start DATA PROVIDED
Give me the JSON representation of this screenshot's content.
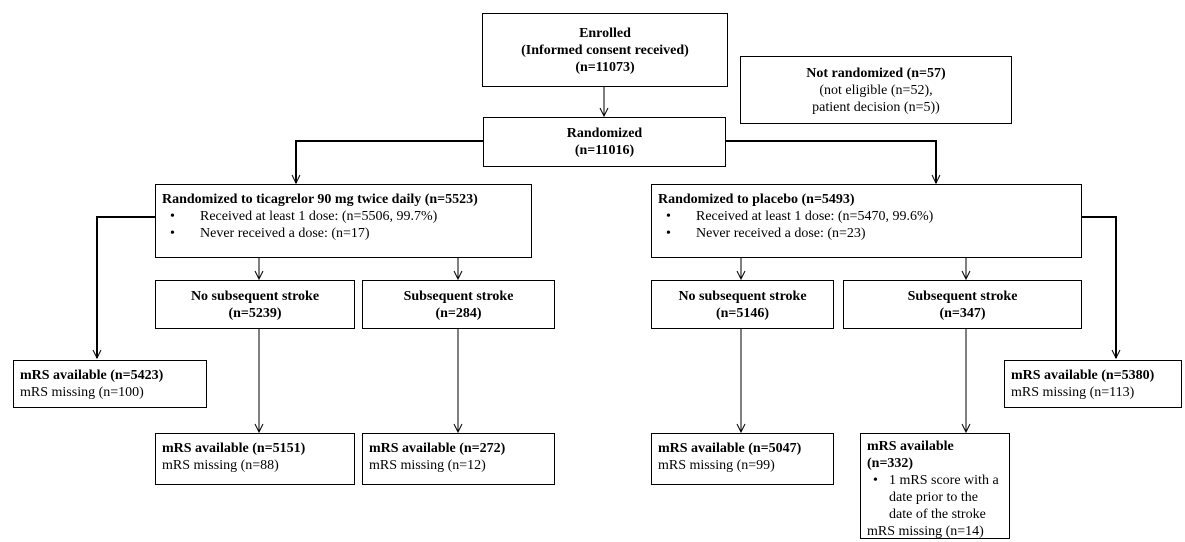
{
  "enrolled": {
    "title": "Enrolled",
    "subtitle": "(Informed consent received)",
    "n": "(n=11073)"
  },
  "not_randomized": {
    "title": "Not randomized (n=57)",
    "line1": "(not eligible (n=52),",
    "line2": "patient decision (n=5))"
  },
  "randomized": {
    "title": "Randomized",
    "n": "(n=11016)"
  },
  "ticagrelor_arm": {
    "title": "Randomized to ticagrelor 90 mg twice daily (n=5523)",
    "bullets": [
      "Received at least 1 dose: (n=5506, 99.7%)",
      "Never received a dose: (n=17)"
    ]
  },
  "placebo_arm": {
    "title": "Randomized to placebo (n=5493)",
    "bullets": [
      "Received at least 1 dose: (n=5470, 99.6%)",
      "Never received a dose: (n=23)"
    ]
  },
  "tic_no_stroke": {
    "title": "No subsequent stroke",
    "n": "(n=5239)"
  },
  "tic_stroke": {
    "title": "Subsequent stroke",
    "n": "(n=284)"
  },
  "pla_no_stroke": {
    "title": "No subsequent stroke",
    "n": "(n=5146)"
  },
  "pla_stroke": {
    "title": "Subsequent stroke",
    "n": "(n=347)"
  },
  "tic_overall_mrs": {
    "available": "mRS available (n=5423)",
    "missing": "mRS missing (n=100)"
  },
  "pla_overall_mrs": {
    "available": "mRS available (n=5380)",
    "missing": "mRS missing (n=113)"
  },
  "tic_no_stroke_mrs": {
    "available": "mRS available (n=5151)",
    "missing": "mRS missing (n=88)"
  },
  "tic_stroke_mrs": {
    "available": "mRS available (n=272)",
    "missing": "mRS missing (n=12)"
  },
  "pla_no_stroke_mrs": {
    "available": "mRS available (n=5047)",
    "missing": "mRS missing (n=99)"
  },
  "pla_stroke_mrs": {
    "available": "mRS available (n=332)",
    "bullet": "1 mRS score with a date prior to the date of the stroke",
    "missing": "mRS missing (n=14)"
  }
}
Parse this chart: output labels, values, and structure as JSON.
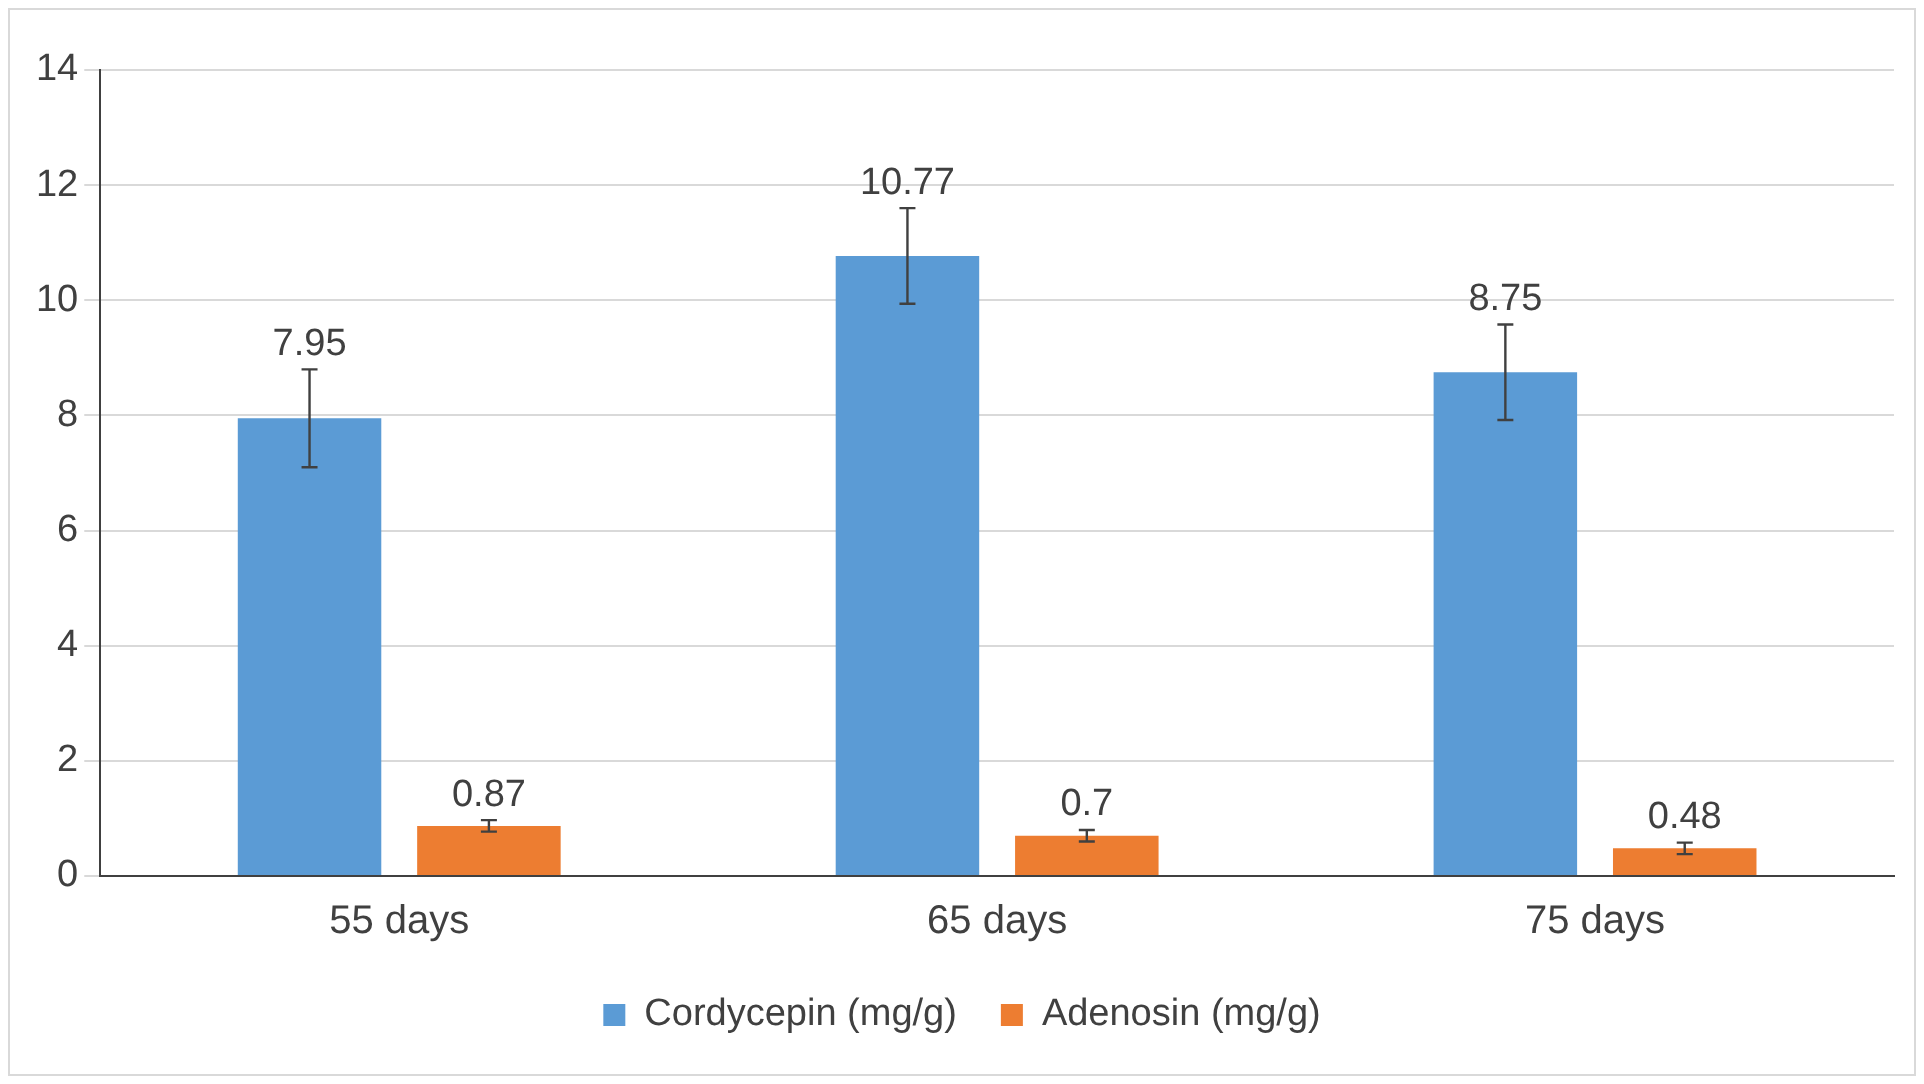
{
  "chart_data": {
    "type": "bar",
    "categories": [
      "55 days",
      "65 days",
      "75 days"
    ],
    "series": [
      {
        "name": "Cordycepin (mg/g)",
        "color": "#5b9bd5",
        "values": [
          7.95,
          10.77,
          8.75
        ],
        "errors": [
          0.85,
          0.83,
          0.83
        ]
      },
      {
        "name": "Adenosin (mg/g)",
        "color": "#ed7d31",
        "values": [
          0.87,
          0.7,
          0.48
        ],
        "errors": [
          0.1,
          0.1,
          0.1
        ]
      }
    ],
    "ylim": [
      0,
      14
    ],
    "yticks": [
      0,
      2,
      4,
      6,
      8,
      10,
      12,
      14
    ],
    "grid": "y",
    "legend": "bottom",
    "data_labels": true
  }
}
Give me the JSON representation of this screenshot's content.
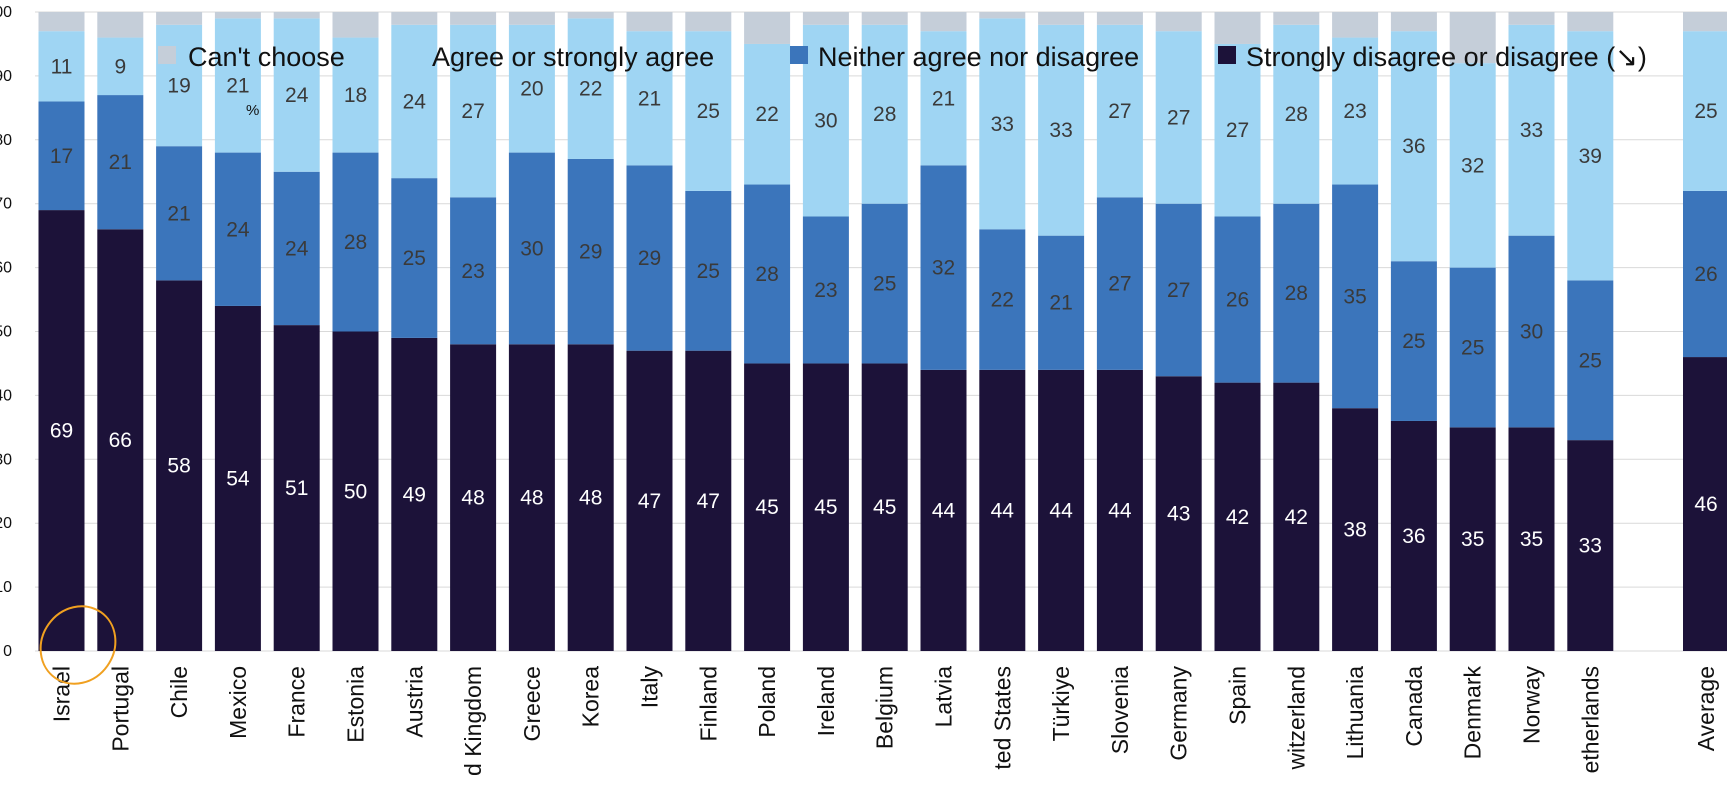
{
  "chart_data": {
    "type": "bar",
    "stacked": true,
    "orientation": "vertical",
    "y_unit_label": "%",
    "ylim": [
      0,
      100
    ],
    "grid": true,
    "legend_placement": "top",
    "categories": [
      "Israel",
      "Portugal",
      "Chile",
      "Mexico",
      "France",
      "Estonia",
      "Austria",
      "United Kingdom",
      "Greece",
      "Korea",
      "Italy",
      "Finland",
      "Poland",
      "Ireland",
      "Belgium",
      "Latvia",
      "United States",
      "Türkiye",
      "Slovenia",
      "Germany",
      "Spain",
      "Switzerland",
      "Lithuania",
      "Canada",
      "Denmark",
      "Norway",
      "Netherlands",
      "Average"
    ],
    "category_labels_shown": [
      "Israel",
      "Portugal",
      "Chile",
      "Mexico",
      "France",
      "Estonia",
      "Austria",
      "d Kingdom",
      "Greece",
      "Korea",
      "Italy",
      "Finland",
      "Poland",
      "Ireland",
      "Belgium",
      "Latvia",
      "ted States",
      "Türkiye",
      "Slovenia",
      "Germany",
      "Spain",
      "witzerland",
      "Lithuania",
      "Canada",
      "Denmark",
      "Norway",
      "etherlands",
      "Average"
    ],
    "series": [
      {
        "name": "Strongly disagree or disagree (↘)",
        "color": "#1c1239",
        "values": [
          69,
          66,
          58,
          54,
          51,
          50,
          49,
          48,
          48,
          48,
          47,
          47,
          45,
          45,
          45,
          44,
          44,
          44,
          44,
          43,
          42,
          42,
          38,
          36,
          35,
          35,
          33,
          46
        ]
      },
      {
        "name": "Neither agree nor disagree",
        "color": "#3b75bb",
        "values": [
          17,
          21,
          21,
          24,
          24,
          28,
          25,
          23,
          30,
          29,
          29,
          25,
          28,
          23,
          25,
          32,
          22,
          21,
          27,
          27,
          26,
          28,
          35,
          25,
          25,
          30,
          25,
          26
        ]
      },
      {
        "name": "Agree or strongly agree",
        "color": "#9fd5f3",
        "values": [
          11,
          9,
          19,
          21,
          24,
          18,
          24,
          27,
          20,
          22,
          21,
          25,
          22,
          30,
          28,
          21,
          33,
          33,
          27,
          27,
          27,
          28,
          23,
          36,
          32,
          33,
          39,
          25
        ]
      },
      {
        "name": "Can't choose",
        "color": "#c5ced9",
        "values": [
          3,
          4,
          2,
          1,
          1,
          4,
          2,
          2,
          2,
          1,
          3,
          3,
          5,
          2,
          2,
          3,
          1,
          2,
          2,
          3,
          5,
          2,
          4,
          3,
          8,
          2,
          3,
          3
        ]
      }
    ],
    "legend": [
      {
        "label": "Can't choose",
        "color": "#c5ced9"
      },
      {
        "label": "Agree or strongly agree",
        "color": "#9fd5f3"
      },
      {
        "label": "Neither agree nor disagree",
        "color": "#3b75bb"
      },
      {
        "label": "Strongly disagree or disagree (↘)",
        "color": "#1c1239"
      }
    ],
    "annotation": "highlight ring around Israel",
    "annotation_color": "#f0a020"
  }
}
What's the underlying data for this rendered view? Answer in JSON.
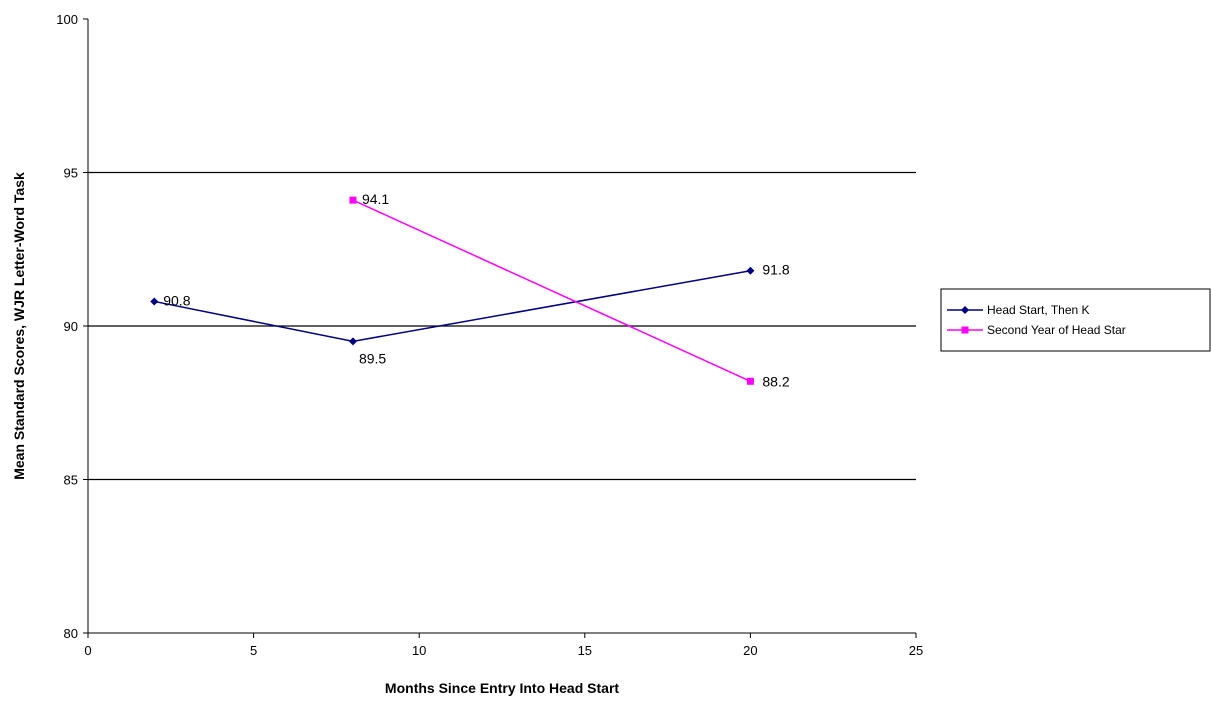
end DATA PROVIDED
* **SET EXERCISE**
Write out the records above exactly as they appear, leaving out any pictures.

* **RESULT BELOW**
Give me the JSON representation of this screenshot's content.
{
  "enrolled": {
    "title": "Enrolled",
    "subtitle": "(Informed consent received)",
    "n": "(n=11073)"
  },
  "not_randomized": {
    "title": "Not randomized (n=57)",
    "line1": "(not eligible (n=52),",
    "line2": "patient decision (n=5))"
  },
  "randomized": {
    "title": "Randomized",
    "n": "(n=11016)"
  },
  "ticagrelor_arm": {
    "title": "Randomized to ticagrelor 90 mg twice daily (n=5523)",
    "bullets": [
      "Received at least 1 dose: (n=5506, 99.7%)",
      "Never received a dose: (n=17)"
    ]
  },
  "placebo_arm": {
    "title": "Randomized to placebo (n=5493)",
    "bullets": [
      "Received at least 1 dose: (n=5470, 99.6%)",
      "Never received a dose: (n=23)"
    ]
  },
  "tic_no_stroke": {
    "title": "No subsequent stroke",
    "n": "(n=5239)"
  },
  "tic_stroke": {
    "title": "Subsequent stroke",
    "n": "(n=284)"
  },
  "pla_no_stroke": {
    "title": "No subsequent stroke",
    "n": "(n=5146)"
  },
  "pla_stroke": {
    "title": "Subsequent stroke",
    "n": "(n=347)"
  },
  "tic_overall_mrs": {
    "available": "mRS available (n=5423)",
    "missing": "mRS missing (n=100)"
  },
  "pla_overall_mrs": {
    "available": "mRS available (n=5380)",
    "missing": "mRS missing (n=113)"
  },
  "tic_no_stroke_mrs": {
    "available": "mRS available (n=5151)",
    "missing": "mRS missing (n=88)"
  },
  "tic_stroke_mrs": {
    "available": "mRS available (n=272)",
    "missing": "mRS missing (n=12)"
  },
  "pla_no_stroke_mrs": {
    "available": "mRS available (n=5047)",
    "missing": "mRS missing (n=99)"
  },
  "pla_stroke_mrs": {
    "available": "mRS available (n=332)",
    "bullet": "1 mRS score with a date prior to the date of the stroke",
    "missing": "mRS missing (n=14)"
  }
}
Parse this chart: output labels, values, and structure as JSON.
{
  "chart_data": {
    "type": "bar",
    "categories": [
      "55 days",
      "65 days",
      "75 days"
    ],
    "series": [
      {
        "name": "Cordycepin (mg/g)",
        "color": "#5b9bd5",
        "values": [
          7.95,
          10.77,
          8.75
        ],
        "errors": [
          0.85,
          0.83,
          0.83
        ]
      },
      {
        "name": "Adenosin (mg/g)",
        "color": "#ed7d31",
        "values": [
          0.87,
          0.7,
          0.48
        ],
        "errors": [
          0.1,
          0.1,
          0.1
        ]
      }
    ],
    "ylim": [
      0,
      14
    ],
    "yticks": [
      0,
      2,
      4,
      6,
      8,
      10,
      12,
      14
    ],
    "grid": "y",
    "legend": "bottom",
    "data_labels": true
  }
}
Give me the JSON representation of this screenshot's content.
{
  "chart_data": {
    "type": "bar",
    "stacked": true,
    "orientation": "vertical",
    "y_unit_label": "%",
    "ylim": [
      0,
      100
    ],
    "grid": true,
    "legend_placement": "top",
    "categories": [
      "Israel",
      "Portugal",
      "Chile",
      "Mexico",
      "France",
      "Estonia",
      "Austria",
      "United Kingdom",
      "Greece",
      "Korea",
      "Italy",
      "Finland",
      "Poland",
      "Ireland",
      "Belgium",
      "Latvia",
      "United States",
      "Türkiye",
      "Slovenia",
      "Germany",
      "Spain",
      "Switzerland",
      "Lithuania",
      "Canada",
      "Denmark",
      "Norway",
      "Netherlands",
      "Average"
    ],
    "category_labels_shown": [
      "Israel",
      "Portugal",
      "Chile",
      "Mexico",
      "France",
      "Estonia",
      "Austria",
      "d Kingdom",
      "Greece",
      "Korea",
      "Italy",
      "Finland",
      "Poland",
      "Ireland",
      "Belgium",
      "Latvia",
      "ted States",
      "Türkiye",
      "Slovenia",
      "Germany",
      "Spain",
      "witzerland",
      "Lithuania",
      "Canada",
      "Denmark",
      "Norway",
      "etherlands",
      "Average"
    ],
    "series": [
      {
        "name": "Strongly disagree or disagree (↘)",
        "color": "#1c1239",
        "values": [
          69,
          66,
          58,
          54,
          51,
          50,
          49,
          48,
          48,
          48,
          47,
          47,
          45,
          45,
          45,
          44,
          44,
          44,
          44,
          43,
          42,
          42,
          38,
          36,
          35,
          35,
          33,
          46
        ]
      },
      {
        "name": "Neither agree nor disagree",
        "color": "#3b75bb",
        "values": [
          17,
          21,
          21,
          24,
          24,
          28,
          25,
          23,
          30,
          29,
          29,
          25,
          28,
          23,
          25,
          32,
          22,
          21,
          27,
          27,
          26,
          28,
          35,
          25,
          25,
          30,
          25,
          26
        ]
      },
      {
        "name": "Agree or strongly agree",
        "color": "#9fd5f3",
        "values": [
          11,
          9,
          19,
          21,
          24,
          18,
          24,
          27,
          20,
          22,
          21,
          25,
          22,
          30,
          28,
          21,
          33,
          33,
          27,
          27,
          27,
          28,
          23,
          36,
          32,
          33,
          39,
          25
        ]
      },
      {
        "name": "Can't choose",
        "color": "#c5ced9",
        "values": [
          3,
          4,
          2,
          1,
          1,
          4,
          2,
          2,
          2,
          1,
          3,
          3,
          5,
          2,
          2,
          3,
          1,
          2,
          2,
          3,
          5,
          2,
          4,
          3,
          8,
          2,
          3,
          3
        ]
      }
    ],
    "legend": [
      {
        "label": "Can't choose",
        "color": "#c5ced9"
      },
      {
        "label": "Agree or strongly agree",
        "color": "#9fd5f3"
      },
      {
        "label": "Neither agree nor disagree",
        "color": "#3b75bb"
      },
      {
        "label": "Strongly disagree or disagree (↘)",
        "color": "#1c1239"
      }
    ],
    "annotation": "highlight ring around Israel",
    "annotation_color": "#f0a020"
  }
}
What's the underlying data for this rendered view? Answer in JSON.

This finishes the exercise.